• What the task requires:
Collect all lines from the listing that include the string "她笑了笑".

• Dataset content:

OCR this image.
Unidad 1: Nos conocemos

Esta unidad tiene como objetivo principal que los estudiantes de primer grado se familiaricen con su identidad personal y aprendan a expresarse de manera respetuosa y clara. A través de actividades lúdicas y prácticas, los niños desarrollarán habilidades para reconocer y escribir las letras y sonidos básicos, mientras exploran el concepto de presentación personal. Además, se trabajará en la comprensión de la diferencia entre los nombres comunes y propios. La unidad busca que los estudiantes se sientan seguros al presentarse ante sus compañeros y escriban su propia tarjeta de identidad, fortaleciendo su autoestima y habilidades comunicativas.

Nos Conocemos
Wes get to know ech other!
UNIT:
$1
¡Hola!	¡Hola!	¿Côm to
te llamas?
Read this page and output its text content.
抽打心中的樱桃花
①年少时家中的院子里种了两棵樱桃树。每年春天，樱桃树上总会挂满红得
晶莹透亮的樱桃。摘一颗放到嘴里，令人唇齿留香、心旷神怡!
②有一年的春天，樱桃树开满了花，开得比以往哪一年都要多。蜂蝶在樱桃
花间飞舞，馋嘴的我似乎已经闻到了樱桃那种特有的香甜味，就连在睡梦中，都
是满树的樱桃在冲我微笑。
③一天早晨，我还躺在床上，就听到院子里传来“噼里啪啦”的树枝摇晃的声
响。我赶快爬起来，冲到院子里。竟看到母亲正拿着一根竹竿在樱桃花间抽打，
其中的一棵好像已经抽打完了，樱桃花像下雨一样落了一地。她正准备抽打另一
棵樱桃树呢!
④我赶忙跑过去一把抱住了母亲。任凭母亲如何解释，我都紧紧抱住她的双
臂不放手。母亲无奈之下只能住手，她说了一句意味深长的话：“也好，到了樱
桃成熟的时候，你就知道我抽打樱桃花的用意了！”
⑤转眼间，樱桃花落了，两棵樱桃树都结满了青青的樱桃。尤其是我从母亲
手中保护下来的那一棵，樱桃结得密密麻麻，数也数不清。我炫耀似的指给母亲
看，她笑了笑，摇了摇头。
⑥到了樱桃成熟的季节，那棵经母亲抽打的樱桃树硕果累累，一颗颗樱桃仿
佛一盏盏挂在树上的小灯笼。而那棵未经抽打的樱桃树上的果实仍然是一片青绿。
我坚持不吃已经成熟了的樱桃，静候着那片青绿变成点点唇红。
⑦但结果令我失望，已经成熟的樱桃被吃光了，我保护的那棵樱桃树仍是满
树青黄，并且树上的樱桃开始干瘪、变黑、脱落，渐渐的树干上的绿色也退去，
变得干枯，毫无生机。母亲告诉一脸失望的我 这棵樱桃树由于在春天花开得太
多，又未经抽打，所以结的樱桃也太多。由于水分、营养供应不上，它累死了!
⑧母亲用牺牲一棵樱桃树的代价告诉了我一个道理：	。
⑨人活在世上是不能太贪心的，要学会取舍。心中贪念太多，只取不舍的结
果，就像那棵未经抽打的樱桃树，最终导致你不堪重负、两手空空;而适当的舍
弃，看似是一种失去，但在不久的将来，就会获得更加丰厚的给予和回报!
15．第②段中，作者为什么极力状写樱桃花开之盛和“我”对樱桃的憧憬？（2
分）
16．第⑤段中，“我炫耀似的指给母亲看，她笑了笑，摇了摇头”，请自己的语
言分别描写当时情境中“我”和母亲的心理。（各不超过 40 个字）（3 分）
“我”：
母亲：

• In response:
看，她笑了笑，摇了摇头。
16．第⑤段中，“我炫耀似的指给母亲看，她笑了笑，摇了摇头”，请自己的语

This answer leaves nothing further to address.